Instruction » Reproduce the full listing below unchanged, apart from the pictures.

---------- Extracted data

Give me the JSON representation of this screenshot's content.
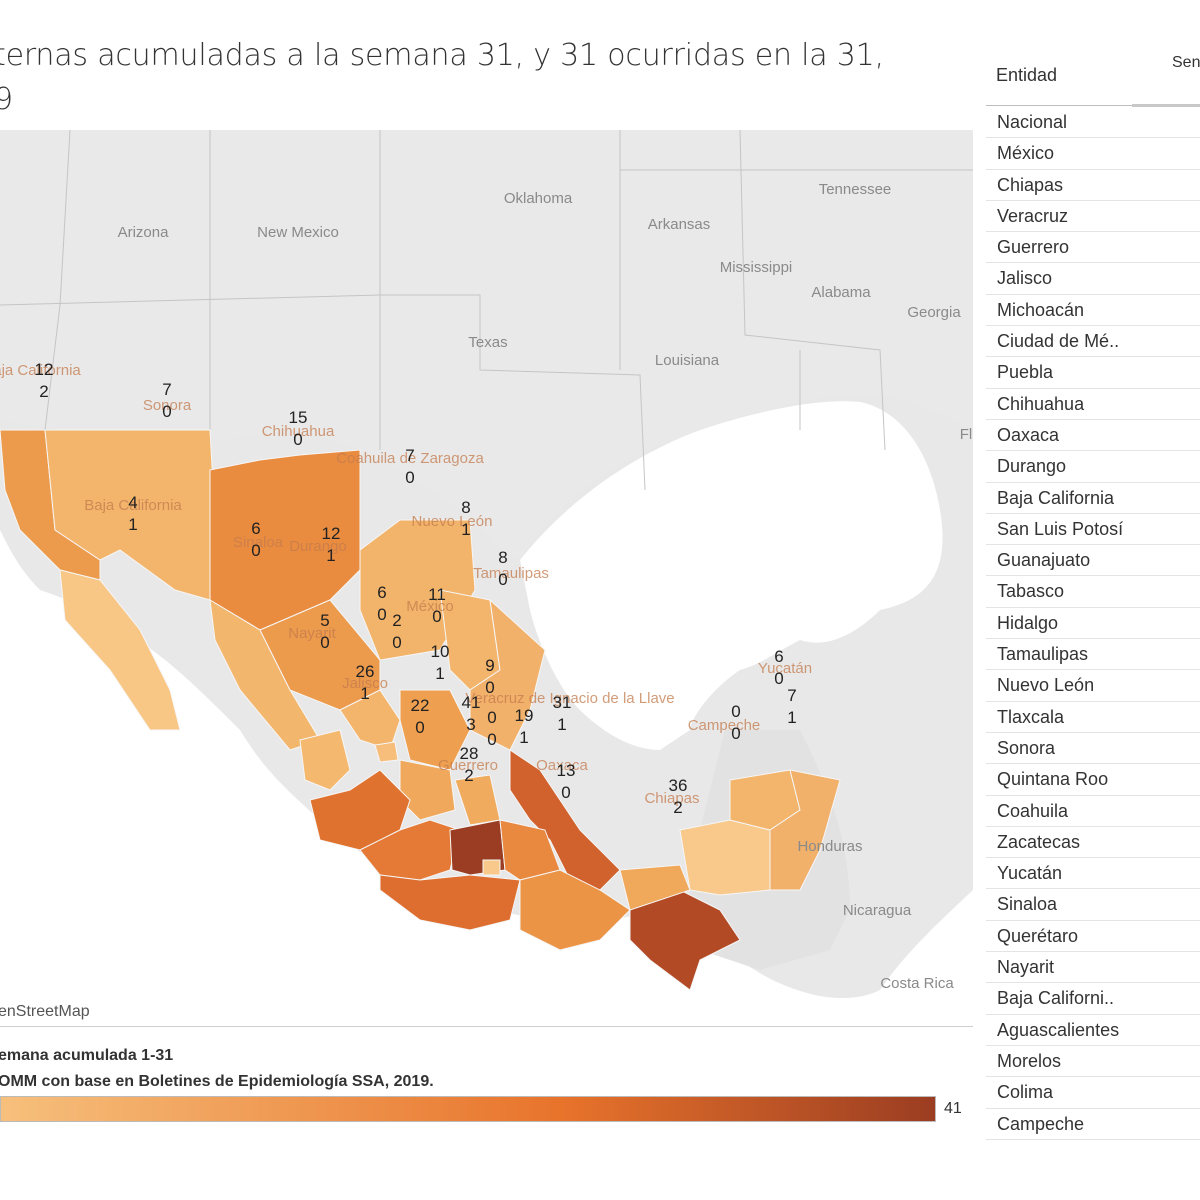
{
  "header": {
    "title": "ternas acumuladas a la semana 31, y 31 ocurridas en la 31,\n9"
  },
  "map": {
    "attribution": "enStreetMap",
    "us_states": [
      "Arizona",
      "New Mexico",
      "Oklahoma",
      "Arkansas",
      "Tennessee",
      "Texas",
      "Mississippi",
      "Alabama",
      "Georgia",
      "Louisiana",
      "Fl"
    ],
    "central_america": [
      "Honduras",
      "Nicaragua",
      "Costa Rica"
    ],
    "mx_state_names": [
      "Baja California",
      "Baja California",
      "Sonora",
      "Chihuahua",
      "Coahuila de Zaragoza",
      "Nuevo León",
      "Durango",
      "Sinaloa",
      "Tamaulipas",
      "México",
      "Nayarit",
      "Jalisco",
      "Guerrero",
      "Oaxaca",
      "Chiapas",
      "Yucatán",
      "Campeche",
      "Veracruz de Ignacio de la Llave"
    ],
    "colors": {
      "min": "#f6c07c",
      "mid": "#e8732b",
      "max": "#9b3d22"
    },
    "state_values": [
      {
        "state": "Baja California",
        "acum": 12,
        "week31": 2
      },
      {
        "state": "Sonora",
        "acum": 7,
        "week31": 0
      },
      {
        "state": "Chihuahua",
        "acum": 15,
        "week31": 0
      },
      {
        "state": "Coahuila",
        "acum": 7,
        "week31": 0
      },
      {
        "state": "Baja California Sur",
        "acum": 4,
        "week31": 1
      },
      {
        "state": "Nuevo León",
        "acum": 8,
        "week31": 1
      },
      {
        "state": "Sinaloa",
        "acum": 6,
        "week31": 0
      },
      {
        "state": "Durango",
        "acum": 12,
        "week31": 1
      },
      {
        "state": "Tamaulipas",
        "acum": 8,
        "week31": 0
      },
      {
        "state": "Zacatecas",
        "acum": 6,
        "week31": 0
      },
      {
        "state": "San Luis Potosí",
        "acum": 11,
        "week31": 0
      },
      {
        "state": "Aguascalientes",
        "acum": 2,
        "week31": 0
      },
      {
        "state": "Nayarit",
        "acum": 5,
        "week31": 0
      },
      {
        "state": "Guanajuato",
        "acum": 10,
        "week31": 1
      },
      {
        "state": "Querétaro",
        "acum": 9,
        "week31": 0
      },
      {
        "state": "Jalisco",
        "acum": 26,
        "week31": 1
      },
      {
        "state": "Hidalgo",
        "acum": 31,
        "week31": 1
      },
      {
        "state": "Michoacán",
        "acum": 22,
        "week31": 0
      },
      {
        "state": "México",
        "acum": 41,
        "week31": 3
      },
      {
        "state": "Ciudad de México",
        "acum": 0,
        "week31": 0
      },
      {
        "state": "Puebla",
        "acum": 19,
        "week31": 1
      },
      {
        "state": "Guerrero",
        "acum": 28,
        "week31": 2
      },
      {
        "state": "Oaxaca",
        "acum": 13,
        "week31": 0
      },
      {
        "state": "Chiapas",
        "acum": 36,
        "week31": 2
      },
      {
        "state": "Campeche",
        "acum": 0,
        "week31": 0
      },
      {
        "state": "Yucatán",
        "acum": 6,
        "week31": 0
      },
      {
        "state": "Quintana Roo",
        "acum": 7,
        "week31": 1
      }
    ]
  },
  "legend": {
    "title": "emana acumulada 1-31",
    "source": "OMM con base en Boletines de Epidemiología SSA, 2019.",
    "max_label": "41"
  },
  "table": {
    "header_entidad": "Entidad",
    "header_second": "Sen",
    "rows": [
      "Nacional",
      "México",
      "Chiapas",
      "Veracruz",
      "Guerrero",
      "Jalisco",
      "Michoacán",
      "Ciudad de Mé..",
      "Puebla",
      "Chihuahua",
      "Oaxaca",
      "Durango",
      "Baja California",
      "San Luis Potosí",
      "Guanajuato",
      "Tabasco",
      "Hidalgo",
      "Tamaulipas",
      "Nuevo León",
      "Tlaxcala",
      "Sonora",
      "Quintana Roo",
      "Coahuila",
      "Zacatecas",
      "Yucatán",
      "Sinaloa",
      "Querétaro",
      "Nayarit",
      "Baja Californi..",
      "Aguascalientes",
      "Morelos",
      "Colima",
      "Campeche"
    ]
  }
}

--------------------

Answer »
Give me the JSON representation of this screenshot's content.
{
  "header": {
    "title": "ternas acumuladas a la semana 31, y 31 ocurridas en la 31,\n9"
  },
  "map": {
    "attribution": "enStreetMap",
    "us_states": [
      "Arizona",
      "New Mexico",
      "Oklahoma",
      "Arkansas",
      "Tennessee",
      "Texas",
      "Mississippi",
      "Alabama",
      "Georgia",
      "Louisiana",
      "Fl"
    ],
    "central_america": [
      "Honduras",
      "Nicaragua",
      "Costa Rica"
    ],
    "mx_state_names": [
      "Baja California",
      "Baja California",
      "Sonora",
      "Chihuahua",
      "Coahuila de Zaragoza",
      "Nuevo León",
      "Durango",
      "Sinaloa",
      "Tamaulipas",
      "México",
      "Nayarit",
      "Jalisco",
      "Guerrero",
      "Oaxaca",
      "Chiapas",
      "Yucatán",
      "Campeche",
      "Veracruz de Ignacio de la Llave"
    ],
    "colors": {
      "min": "#f6c07c",
      "mid": "#e8732b",
      "max": "#9b3d22"
    },
    "state_values": [
      {
        "state": "Baja California",
        "acum": 12,
        "week31": 2
      },
      {
        "state": "Sonora",
        "acum": 7,
        "week31": 0
      },
      {
        "state": "Chihuahua",
        "acum": 15,
        "week31": 0
      },
      {
        "state": "Coahuila",
        "acum": 7,
        "week31": 0
      },
      {
        "state": "Baja California Sur",
        "acum": 4,
        "week31": 1
      },
      {
        "state": "Nuevo León",
        "acum": 8,
        "week31": 1
      },
      {
        "state": "Sinaloa",
        "acum": 6,
        "week31": 0
      },
      {
        "state": "Durango",
        "acum": 12,
        "week31": 1
      },
      {
        "state": "Tamaulipas",
        "acum": 8,
        "week31": 0
      },
      {
        "state": "Zacatecas",
        "acum": 6,
        "week31": 0
      },
      {
        "state": "San Luis Potosí",
        "acum": 11,
        "week31": 0
      },
      {
        "state": "Aguascalientes",
        "acum": 2,
        "week31": 0
      },
      {
        "state": "Nayarit",
        "acum": 5,
        "week31": 0
      },
      {
        "state": "Guanajuato",
        "acum": 10,
        "week31": 1
      },
      {
        "state": "Querétaro",
        "acum": 9,
        "week31": 0
      },
      {
        "state": "Jalisco",
        "acum": 26,
        "week31": 1
      },
      {
        "state": "Hidalgo",
        "acum": 31,
        "week31": 1
      },
      {
        "state": "Michoacán",
        "acum": 22,
        "week31": 0
      },
      {
        "state": "México",
        "acum": 41,
        "week31": 3
      },
      {
        "state": "Ciudad de México",
        "acum": 0,
        "week31": 0
      },
      {
        "state": "Puebla",
        "acum": 19,
        "week31": 1
      },
      {
        "state": "Guerrero",
        "acum": 28,
        "week31": 2
      },
      {
        "state": "Oaxaca",
        "acum": 13,
        "week31": 0
      },
      {
        "state": "Chiapas",
        "acum": 36,
        "week31": 2
      },
      {
        "state": "Campeche",
        "acum": 0,
        "week31": 0
      },
      {
        "state": "Yucatán",
        "acum": 6,
        "week31": 0
      },
      {
        "state": "Quintana Roo",
        "acum": 7,
        "week31": 1
      }
    ]
  },
  "legend": {
    "title": "emana acumulada 1-31",
    "source": "OMM con base en Boletines de Epidemiología SSA, 2019.",
    "max_label": "41"
  },
  "table": {
    "header_entidad": "Entidad",
    "header_second": "Sen",
    "rows": [
      "Nacional",
      "México",
      "Chiapas",
      "Veracruz",
      "Guerrero",
      "Jalisco",
      "Michoacán",
      "Ciudad de Mé..",
      "Puebla",
      "Chihuahua",
      "Oaxaca",
      "Durango",
      "Baja California",
      "San Luis Potosí",
      "Guanajuato",
      "Tabasco",
      "Hidalgo",
      "Tamaulipas",
      "Nuevo León",
      "Tlaxcala",
      "Sonora",
      "Quintana Roo",
      "Coahuila",
      "Zacatecas",
      "Yucatán",
      "Sinaloa",
      "Querétaro",
      "Nayarit",
      "Baja Californi..",
      "Aguascalientes",
      "Morelos",
      "Colima",
      "Campeche"
    ]
  }
}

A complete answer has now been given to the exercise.